Problem statement
Look through the listing below and work out how many of its lines hold the word "down". Give only the number.

Start of Record excerpts

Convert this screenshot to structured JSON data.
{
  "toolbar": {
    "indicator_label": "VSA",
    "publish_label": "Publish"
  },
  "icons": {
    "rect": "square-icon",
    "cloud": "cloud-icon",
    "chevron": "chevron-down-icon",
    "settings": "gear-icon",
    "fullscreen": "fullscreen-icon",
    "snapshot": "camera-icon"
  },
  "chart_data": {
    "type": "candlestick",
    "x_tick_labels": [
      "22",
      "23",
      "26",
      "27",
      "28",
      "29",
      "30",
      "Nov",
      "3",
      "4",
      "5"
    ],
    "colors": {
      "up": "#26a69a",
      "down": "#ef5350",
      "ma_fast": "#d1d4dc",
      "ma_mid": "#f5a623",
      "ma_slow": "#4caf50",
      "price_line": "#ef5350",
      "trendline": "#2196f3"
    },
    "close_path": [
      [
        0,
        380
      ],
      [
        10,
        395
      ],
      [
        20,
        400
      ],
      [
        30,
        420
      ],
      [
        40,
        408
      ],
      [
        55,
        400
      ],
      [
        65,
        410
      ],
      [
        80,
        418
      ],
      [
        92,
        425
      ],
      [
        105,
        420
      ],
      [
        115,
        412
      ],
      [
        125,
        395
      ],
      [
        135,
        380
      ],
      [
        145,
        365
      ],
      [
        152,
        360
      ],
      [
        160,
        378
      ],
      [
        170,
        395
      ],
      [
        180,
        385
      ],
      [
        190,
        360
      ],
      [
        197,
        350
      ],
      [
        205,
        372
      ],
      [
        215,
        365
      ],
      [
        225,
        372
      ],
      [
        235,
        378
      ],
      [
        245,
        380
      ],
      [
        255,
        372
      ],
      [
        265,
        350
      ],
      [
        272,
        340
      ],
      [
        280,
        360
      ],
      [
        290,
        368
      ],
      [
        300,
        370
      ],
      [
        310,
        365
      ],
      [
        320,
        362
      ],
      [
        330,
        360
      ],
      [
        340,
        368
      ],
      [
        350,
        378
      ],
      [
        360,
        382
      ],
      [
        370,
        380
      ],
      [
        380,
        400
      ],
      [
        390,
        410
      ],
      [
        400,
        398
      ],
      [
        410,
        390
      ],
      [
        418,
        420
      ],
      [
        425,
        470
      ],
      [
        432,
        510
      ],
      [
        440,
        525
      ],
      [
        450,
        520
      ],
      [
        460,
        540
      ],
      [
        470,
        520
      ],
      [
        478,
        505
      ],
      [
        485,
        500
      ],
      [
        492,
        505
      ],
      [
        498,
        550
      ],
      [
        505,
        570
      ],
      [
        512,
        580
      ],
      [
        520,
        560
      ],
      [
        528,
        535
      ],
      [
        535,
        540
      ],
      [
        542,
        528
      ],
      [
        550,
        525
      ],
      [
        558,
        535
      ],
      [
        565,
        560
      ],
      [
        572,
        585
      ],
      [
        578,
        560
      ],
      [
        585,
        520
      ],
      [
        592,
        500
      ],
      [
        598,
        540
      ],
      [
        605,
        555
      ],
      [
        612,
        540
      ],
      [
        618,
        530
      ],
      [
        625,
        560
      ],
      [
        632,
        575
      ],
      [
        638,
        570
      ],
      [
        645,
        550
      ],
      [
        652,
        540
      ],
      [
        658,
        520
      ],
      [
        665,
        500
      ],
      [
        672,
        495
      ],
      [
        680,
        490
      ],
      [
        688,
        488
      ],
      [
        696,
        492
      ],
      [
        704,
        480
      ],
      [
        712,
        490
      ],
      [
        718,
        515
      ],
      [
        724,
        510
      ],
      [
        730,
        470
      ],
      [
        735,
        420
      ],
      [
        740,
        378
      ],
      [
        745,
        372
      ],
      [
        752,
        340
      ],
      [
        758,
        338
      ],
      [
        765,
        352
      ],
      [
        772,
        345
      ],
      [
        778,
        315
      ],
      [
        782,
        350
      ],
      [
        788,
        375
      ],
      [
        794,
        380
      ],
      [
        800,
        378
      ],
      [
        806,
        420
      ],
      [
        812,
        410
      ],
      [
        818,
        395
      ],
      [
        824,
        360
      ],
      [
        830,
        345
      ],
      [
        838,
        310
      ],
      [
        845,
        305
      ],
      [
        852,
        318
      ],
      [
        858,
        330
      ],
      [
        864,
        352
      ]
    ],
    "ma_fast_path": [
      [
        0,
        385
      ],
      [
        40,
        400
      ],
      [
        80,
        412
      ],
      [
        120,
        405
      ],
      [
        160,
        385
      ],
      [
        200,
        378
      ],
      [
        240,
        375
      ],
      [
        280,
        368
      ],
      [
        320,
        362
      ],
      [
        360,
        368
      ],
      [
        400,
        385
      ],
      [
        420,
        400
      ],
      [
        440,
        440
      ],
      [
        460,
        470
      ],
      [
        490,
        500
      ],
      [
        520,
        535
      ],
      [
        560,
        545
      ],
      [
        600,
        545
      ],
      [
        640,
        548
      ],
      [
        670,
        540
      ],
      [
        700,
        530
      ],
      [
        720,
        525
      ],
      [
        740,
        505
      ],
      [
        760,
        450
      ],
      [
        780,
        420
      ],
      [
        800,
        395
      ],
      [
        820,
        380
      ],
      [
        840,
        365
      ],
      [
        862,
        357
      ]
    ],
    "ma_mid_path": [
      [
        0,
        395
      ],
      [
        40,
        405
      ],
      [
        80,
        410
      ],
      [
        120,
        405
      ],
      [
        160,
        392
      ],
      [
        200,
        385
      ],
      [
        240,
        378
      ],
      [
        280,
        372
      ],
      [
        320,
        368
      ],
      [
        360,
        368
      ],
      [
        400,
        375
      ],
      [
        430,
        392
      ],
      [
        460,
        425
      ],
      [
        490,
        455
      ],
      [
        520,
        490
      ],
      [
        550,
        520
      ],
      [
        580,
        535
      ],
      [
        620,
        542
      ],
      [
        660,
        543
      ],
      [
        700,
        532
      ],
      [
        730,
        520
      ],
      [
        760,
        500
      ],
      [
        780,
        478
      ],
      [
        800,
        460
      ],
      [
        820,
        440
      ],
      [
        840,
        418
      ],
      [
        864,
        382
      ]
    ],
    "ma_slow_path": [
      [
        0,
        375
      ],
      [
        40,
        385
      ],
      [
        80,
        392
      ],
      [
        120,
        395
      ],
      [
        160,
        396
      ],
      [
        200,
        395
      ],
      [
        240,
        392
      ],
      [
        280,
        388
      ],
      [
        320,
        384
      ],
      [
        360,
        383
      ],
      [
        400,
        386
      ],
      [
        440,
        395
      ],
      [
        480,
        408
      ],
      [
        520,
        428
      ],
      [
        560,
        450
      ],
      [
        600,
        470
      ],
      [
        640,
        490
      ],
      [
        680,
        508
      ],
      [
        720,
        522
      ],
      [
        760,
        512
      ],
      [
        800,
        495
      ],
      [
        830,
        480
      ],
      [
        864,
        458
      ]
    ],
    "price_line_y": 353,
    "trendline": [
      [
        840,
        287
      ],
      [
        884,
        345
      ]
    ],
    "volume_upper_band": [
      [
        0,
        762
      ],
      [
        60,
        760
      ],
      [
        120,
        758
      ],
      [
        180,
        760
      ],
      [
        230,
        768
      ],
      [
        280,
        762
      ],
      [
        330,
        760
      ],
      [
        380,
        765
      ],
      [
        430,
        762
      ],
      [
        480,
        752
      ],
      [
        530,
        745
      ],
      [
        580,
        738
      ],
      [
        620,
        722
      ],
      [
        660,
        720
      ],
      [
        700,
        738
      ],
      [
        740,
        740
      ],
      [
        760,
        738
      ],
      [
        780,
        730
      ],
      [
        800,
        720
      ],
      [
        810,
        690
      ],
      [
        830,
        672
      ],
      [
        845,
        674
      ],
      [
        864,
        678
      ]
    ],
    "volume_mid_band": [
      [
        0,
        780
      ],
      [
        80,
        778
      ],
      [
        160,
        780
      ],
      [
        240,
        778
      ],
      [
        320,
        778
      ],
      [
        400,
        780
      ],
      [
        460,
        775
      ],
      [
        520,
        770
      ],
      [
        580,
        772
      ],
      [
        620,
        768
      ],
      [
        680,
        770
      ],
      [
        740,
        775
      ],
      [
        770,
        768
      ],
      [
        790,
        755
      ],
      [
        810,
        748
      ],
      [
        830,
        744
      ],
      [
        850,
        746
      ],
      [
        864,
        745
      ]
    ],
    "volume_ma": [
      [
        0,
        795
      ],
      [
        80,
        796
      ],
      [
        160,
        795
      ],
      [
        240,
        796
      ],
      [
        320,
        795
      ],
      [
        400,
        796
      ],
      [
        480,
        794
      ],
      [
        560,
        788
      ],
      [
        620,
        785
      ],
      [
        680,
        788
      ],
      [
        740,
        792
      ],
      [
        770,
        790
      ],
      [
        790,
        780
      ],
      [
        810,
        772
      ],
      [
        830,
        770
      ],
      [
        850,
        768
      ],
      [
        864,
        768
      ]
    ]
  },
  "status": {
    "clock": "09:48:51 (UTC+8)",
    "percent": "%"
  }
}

End of Record excerpts

The output
2